- **Problem to solve**:
Retype the full set of records. Keep every character identical.

- **Records for this exercise**:
----------------------------------------

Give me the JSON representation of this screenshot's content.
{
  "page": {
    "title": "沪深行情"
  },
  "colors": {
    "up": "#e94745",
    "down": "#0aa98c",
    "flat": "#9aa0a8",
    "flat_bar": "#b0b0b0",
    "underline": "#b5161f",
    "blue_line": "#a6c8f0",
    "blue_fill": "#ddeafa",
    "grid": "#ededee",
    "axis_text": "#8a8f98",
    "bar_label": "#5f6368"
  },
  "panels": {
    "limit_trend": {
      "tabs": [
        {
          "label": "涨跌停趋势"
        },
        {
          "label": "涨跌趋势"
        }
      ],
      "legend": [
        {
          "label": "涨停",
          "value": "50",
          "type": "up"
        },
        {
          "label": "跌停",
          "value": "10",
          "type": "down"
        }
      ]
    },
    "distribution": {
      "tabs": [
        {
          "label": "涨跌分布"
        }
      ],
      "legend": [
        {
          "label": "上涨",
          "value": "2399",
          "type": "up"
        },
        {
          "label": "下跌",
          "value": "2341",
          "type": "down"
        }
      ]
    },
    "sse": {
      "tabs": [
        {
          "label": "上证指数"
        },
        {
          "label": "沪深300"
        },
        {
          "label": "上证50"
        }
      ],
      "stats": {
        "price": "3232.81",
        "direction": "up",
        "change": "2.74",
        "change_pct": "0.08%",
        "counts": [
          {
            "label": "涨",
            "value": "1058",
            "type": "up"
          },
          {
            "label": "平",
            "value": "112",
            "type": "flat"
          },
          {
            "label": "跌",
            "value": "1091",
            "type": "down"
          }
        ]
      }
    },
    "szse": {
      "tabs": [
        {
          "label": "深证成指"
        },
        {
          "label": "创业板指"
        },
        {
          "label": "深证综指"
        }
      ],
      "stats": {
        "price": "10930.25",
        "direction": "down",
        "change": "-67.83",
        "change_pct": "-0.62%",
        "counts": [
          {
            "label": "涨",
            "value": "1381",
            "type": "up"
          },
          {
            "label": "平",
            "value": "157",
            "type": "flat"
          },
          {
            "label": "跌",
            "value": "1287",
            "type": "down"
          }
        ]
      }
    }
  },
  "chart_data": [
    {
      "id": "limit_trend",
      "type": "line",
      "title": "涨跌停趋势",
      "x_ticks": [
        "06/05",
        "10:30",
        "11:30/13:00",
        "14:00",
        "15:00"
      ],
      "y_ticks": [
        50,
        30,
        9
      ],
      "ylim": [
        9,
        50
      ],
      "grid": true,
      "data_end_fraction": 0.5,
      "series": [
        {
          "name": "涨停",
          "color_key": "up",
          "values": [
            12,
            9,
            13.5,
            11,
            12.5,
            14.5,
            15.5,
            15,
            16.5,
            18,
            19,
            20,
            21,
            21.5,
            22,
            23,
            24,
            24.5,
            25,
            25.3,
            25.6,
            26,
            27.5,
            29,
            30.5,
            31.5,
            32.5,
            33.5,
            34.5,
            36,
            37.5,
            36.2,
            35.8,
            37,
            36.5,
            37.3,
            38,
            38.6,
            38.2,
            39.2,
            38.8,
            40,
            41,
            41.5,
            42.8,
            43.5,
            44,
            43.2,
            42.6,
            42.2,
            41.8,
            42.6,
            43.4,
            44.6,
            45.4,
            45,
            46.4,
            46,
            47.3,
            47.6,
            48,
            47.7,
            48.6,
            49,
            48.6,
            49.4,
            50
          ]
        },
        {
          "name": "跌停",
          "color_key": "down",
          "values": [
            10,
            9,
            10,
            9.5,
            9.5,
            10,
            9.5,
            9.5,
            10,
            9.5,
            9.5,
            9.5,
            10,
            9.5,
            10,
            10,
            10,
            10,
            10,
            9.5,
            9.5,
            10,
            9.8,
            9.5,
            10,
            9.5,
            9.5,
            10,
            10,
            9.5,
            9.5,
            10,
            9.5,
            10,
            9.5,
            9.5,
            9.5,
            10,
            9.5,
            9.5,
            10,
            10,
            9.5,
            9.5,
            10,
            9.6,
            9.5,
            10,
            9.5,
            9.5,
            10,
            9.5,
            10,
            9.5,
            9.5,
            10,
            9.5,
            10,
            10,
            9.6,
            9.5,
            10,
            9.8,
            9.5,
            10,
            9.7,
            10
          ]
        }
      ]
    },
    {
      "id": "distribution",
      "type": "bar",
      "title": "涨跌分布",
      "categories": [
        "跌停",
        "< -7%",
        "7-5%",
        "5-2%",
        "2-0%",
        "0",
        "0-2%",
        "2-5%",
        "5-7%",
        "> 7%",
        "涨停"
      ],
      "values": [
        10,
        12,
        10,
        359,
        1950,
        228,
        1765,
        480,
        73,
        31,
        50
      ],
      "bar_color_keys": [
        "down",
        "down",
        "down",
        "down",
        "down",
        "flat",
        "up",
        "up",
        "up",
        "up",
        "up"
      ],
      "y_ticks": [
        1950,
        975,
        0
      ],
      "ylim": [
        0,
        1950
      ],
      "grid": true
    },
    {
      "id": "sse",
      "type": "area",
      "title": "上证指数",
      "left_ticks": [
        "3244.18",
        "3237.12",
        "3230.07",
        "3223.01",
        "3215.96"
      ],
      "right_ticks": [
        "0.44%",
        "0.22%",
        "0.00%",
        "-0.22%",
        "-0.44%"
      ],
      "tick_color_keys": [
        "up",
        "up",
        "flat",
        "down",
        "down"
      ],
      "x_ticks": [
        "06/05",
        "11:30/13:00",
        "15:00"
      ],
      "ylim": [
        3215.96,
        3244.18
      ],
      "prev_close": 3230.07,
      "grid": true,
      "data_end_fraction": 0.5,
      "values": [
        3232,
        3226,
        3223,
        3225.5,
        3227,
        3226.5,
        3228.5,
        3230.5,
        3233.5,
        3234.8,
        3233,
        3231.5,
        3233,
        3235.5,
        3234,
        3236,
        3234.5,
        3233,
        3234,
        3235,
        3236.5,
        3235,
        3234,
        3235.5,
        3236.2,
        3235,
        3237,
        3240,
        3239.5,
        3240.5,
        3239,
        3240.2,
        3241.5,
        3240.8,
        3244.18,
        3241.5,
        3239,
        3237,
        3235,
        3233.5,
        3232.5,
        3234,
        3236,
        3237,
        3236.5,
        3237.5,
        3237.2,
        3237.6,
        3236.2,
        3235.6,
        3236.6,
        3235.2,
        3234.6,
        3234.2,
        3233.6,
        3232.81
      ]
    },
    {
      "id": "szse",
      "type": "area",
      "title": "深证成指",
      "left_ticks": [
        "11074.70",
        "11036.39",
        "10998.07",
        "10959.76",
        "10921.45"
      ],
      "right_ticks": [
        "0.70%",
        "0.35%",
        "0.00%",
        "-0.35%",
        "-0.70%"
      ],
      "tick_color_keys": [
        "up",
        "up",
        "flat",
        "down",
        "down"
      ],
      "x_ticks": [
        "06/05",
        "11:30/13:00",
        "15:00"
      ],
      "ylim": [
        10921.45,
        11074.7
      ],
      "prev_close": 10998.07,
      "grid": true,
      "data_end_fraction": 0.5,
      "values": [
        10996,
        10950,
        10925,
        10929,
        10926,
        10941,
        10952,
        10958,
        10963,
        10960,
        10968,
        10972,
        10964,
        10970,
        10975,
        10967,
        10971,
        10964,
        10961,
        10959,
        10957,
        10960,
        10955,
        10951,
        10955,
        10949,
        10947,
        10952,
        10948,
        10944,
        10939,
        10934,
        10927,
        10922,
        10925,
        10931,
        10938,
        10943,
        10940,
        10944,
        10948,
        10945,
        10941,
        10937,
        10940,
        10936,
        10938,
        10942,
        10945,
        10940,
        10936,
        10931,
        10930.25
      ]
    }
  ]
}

----------------------------------------

- **Result of this task**:
Give me the JSON representation of this screenshot's content.
{
  "page": {
    "title": "沪深行情"
  },
  "colors": {
    "up": "#e94745",
    "down": "#0aa98c",
    "flat": "#9aa0a8",
    "flat_bar": "#b0b0b0",
    "underline": "#b5161f",
    "blue_line": "#a6c8f0",
    "blue_fill": "#ddeafa",
    "grid": "#ededee",
    "axis_text": "#8a8f98",
    "bar_label": "#5f6368"
  },
  "panels": {
    "limit_trend": {
      "tabs": [
        {
          "label": "涨跌停趋势"
        },
        {
          "label": "涨跌趋势"
        }
      ],
      "legend": [
        {
          "label": "涨停",
          "value": "50",
          "type": "up"
        },
        {
          "label": "跌停",
          "value": "10",
          "type": "down"
        }
      ]
    },
    "distribution": {
      "tabs": [
        {
          "label": "涨跌分布"
        }
      ],
      "legend": [
        {
          "label": "上涨",
          "value": "2399",
          "type": "up"
        },
        {
          "label": "下跌",
          "value": "2341",
          "type": "down"
        }
      ]
    },
    "sse": {
      "tabs": [
        {
          "label": "上证指数"
        },
        {
          "label": "沪深300"
        },
        {
          "label": "上证50"
        }
      ],
      "stats": {
        "price": "3232.81",
        "direction": "up",
        "change": "2.74",
        "change_pct": "0.08%",
        "counts": [
          {
            "label": "涨",
            "value": "1058",
            "type": "up"
          },
          {
            "label": "平",
            "value": "112",
            "type": "flat"
          },
          {
            "label": "跌",
            "value": "1091",
            "type": "down"
          }
        ]
      }
    },
    "szse": {
      "tabs": [
        {
          "label": "深证成指"
        },
        {
          "label": "创业板指"
        },
        {
          "label": "深证综指"
        }
      ],
      "stats": {
        "price": "10930.25",
        "direction": "down",
        "change": "-67.83",
        "change_pct": "-0.62%",
        "counts": [
          {
            "label": "涨",
            "value": "1381",
            "type": "up"
          },
          {
            "label": "平",
            "value": "157",
            "type": "flat"
          },
          {
            "label": "跌",
            "value": "1287",
            "type": "down"
          }
        ]
      }
    }
  },
  "chart_data": [
    {
      "id": "limit_trend",
      "type": "line",
      "title": "涨跌停趋势",
      "x_ticks": [
        "06/05",
        "10:30",
        "11:30/13:00",
        "14:00",
        "15:00"
      ],
      "y_ticks": [
        50,
        30,
        9
      ],
      "ylim": [
        9,
        50
      ],
      "grid": true,
      "data_end_fraction": 0.5,
      "series": [
        {
          "name": "涨停",
          "color_key": "up",
          "values": [
            12,
            9,
            13.5,
            11,
            12.5,
            14.5,
            15.5,
            15,
            16.5,
            18,
            19,
            20,
            21,
            21.5,
            22,
            23,
            24,
            24.5,
            25,
            25.3,
            25.6,
            26,
            27.5,
            29,
            30.5,
            31.5,
            32.5,
            33.5,
            34.5,
            36,
            37.5,
            36.2,
            35.8,
            37,
            36.5,
            37.3,
            38,
            38.6,
            38.2,
            39.2,
            38.8,
            40,
            41,
            41.5,
            42.8,
            43.5,
            44,
            43.2,
            42.6,
            42.2,
            41.8,
            42.6,
            43.4,
            44.6,
            45.4,
            45,
            46.4,
            46,
            47.3,
            47.6,
            48,
            47.7,
            48.6,
            49,
            48.6,
            49.4,
            50
          ]
        },
        {
          "name": "跌停",
          "color_key": "down",
          "values": [
            10,
            9,
            10,
            9.5,
            9.5,
            10,
            9.5,
            9.5,
            10,
            9.5,
            9.5,
            9.5,
            10,
            9.5,
            10,
            10,
            10,
            10,
            10,
            9.5,
            9.5,
            10,
            9.8,
            9.5,
            10,
            9.5,
            9.5,
            10,
            10,
            9.5,
            9.5,
            10,
            9.5,
            10,
            9.5,
            9.5,
            9.5,
            10,
            9.5,
            9.5,
            10,
            10,
            9.5,
            9.5,
            10,
            9.6,
            9.5,
            10,
            9.5,
            9.5,
            10,
            9.5,
            10,
            9.5,
            9.5,
            10,
            9.5,
            10,
            10,
            9.6,
            9.5,
            10,
            9.8,
            9.5,
            10,
            9.7,
            10
          ]
        }
      ]
    },
    {
      "id": "distribution",
      "type": "bar",
      "title": "涨跌分布",
      "categories": [
        "跌停",
        "< -7%",
        "7-5%",
        "5-2%",
        "2-0%",
        "0",
        "0-2%",
        "2-5%",
        "5-7%",
        "> 7%",
        "涨停"
      ],
      "values": [
        10,
        12,
        10,
        359,
        1950,
        228,
        1765,
        480,
        73,
        31,
        50
      ],
      "bar_color_keys": [
        "down",
        "down",
        "down",
        "down",
        "down",
        "flat",
        "up",
        "up",
        "up",
        "up",
        "up"
      ],
      "y_ticks": [
        1950,
        975,
        0
      ],
      "ylim": [
        0,
        1950
      ],
      "grid": true
    },
    {
      "id": "sse",
      "type": "area",
      "title": "上证指数",
      "left_ticks": [
        "3244.18",
        "3237.12",
        "3230.07",
        "3223.01",
        "3215.96"
      ],
      "right_ticks": [
        "0.44%",
        "0.22%",
        "0.00%",
        "-0.22%",
        "-0.44%"
      ],
      "tick_color_keys": [
        "up",
        "up",
        "flat",
        "down",
        "down"
      ],
      "x_ticks": [
        "06/05",
        "11:30/13:00",
        "15:00"
      ],
      "ylim": [
        3215.96,
        3244.18
      ],
      "prev_close": 3230.07,
      "grid": true,
      "data_end_fraction": 0.5,
      "values": [
        3232,
        3226,
        3223,
        3225.5,
        3227,
        3226.5,
        3228.5,
        3230.5,
        3233.5,
        3234.8,
        3233,
        3231.5,
        3233,
        3235.5,
        3234,
        3236,
        3234.5,
        3233,
        3234,
        3235,
        3236.5,
        3235,
        3234,
        3235.5,
        3236.2,
        3235,
        3237,
        3240,
        3239.5,
        3240.5,
        3239,
        3240.2,
        3241.5,
        3240.8,
        3244.18,
        3241.5,
        3239,
        3237,
        3235,
        3233.5,
        3232.5,
        3234,
        3236,
        3237,
        3236.5,
        3237.5,
        3237.2,
        3237.6,
        3236.2,
        3235.6,
        3236.6,
        3235.2,
        3234.6,
        3234.2,
        3233.6,
        3232.81
      ]
    },
    {
      "id": "szse",
      "type": "area",
      "title": "深证成指",
      "left_ticks": [
        "11074.70",
        "11036.39",
        "10998.07",
        "10959.76",
        "10921.45"
      ],
      "right_ticks": [
        "0.70%",
        "0.35%",
        "0.00%",
        "-0.35%",
        "-0.70%"
      ],
      "tick_color_keys": [
        "up",
        "up",
        "flat",
        "down",
        "down"
      ],
      "x_ticks": [
        "06/05",
        "11:30/13:00",
        "15:00"
      ],
      "ylim": [
        10921.45,
        11074.7
      ],
      "prev_close": 10998.07,
      "grid": true,
      "data_end_fraction": 0.5,
      "values": [
        10996,
        10950,
        10925,
        10929,
        10926,
        10941,
        10952,
        10958,
        10963,
        10960,
        10968,
        10972,
        10964,
        10970,
        10975,
        10967,
        10971,
        10964,
        10961,
        10959,
        10957,
        10960,
        10955,
        10951,
        10955,
        10949,
        10947,
        10952,
        10948,
        10944,
        10939,
        10934,
        10927,
        10922,
        10925,
        10931,
        10938,
        10943,
        10940,
        10944,
        10948,
        10945,
        10941,
        10937,
        10940,
        10936,
        10938,
        10942,
        10945,
        10940,
        10936,
        10931,
        10930.25
      ]
    }
  ]
}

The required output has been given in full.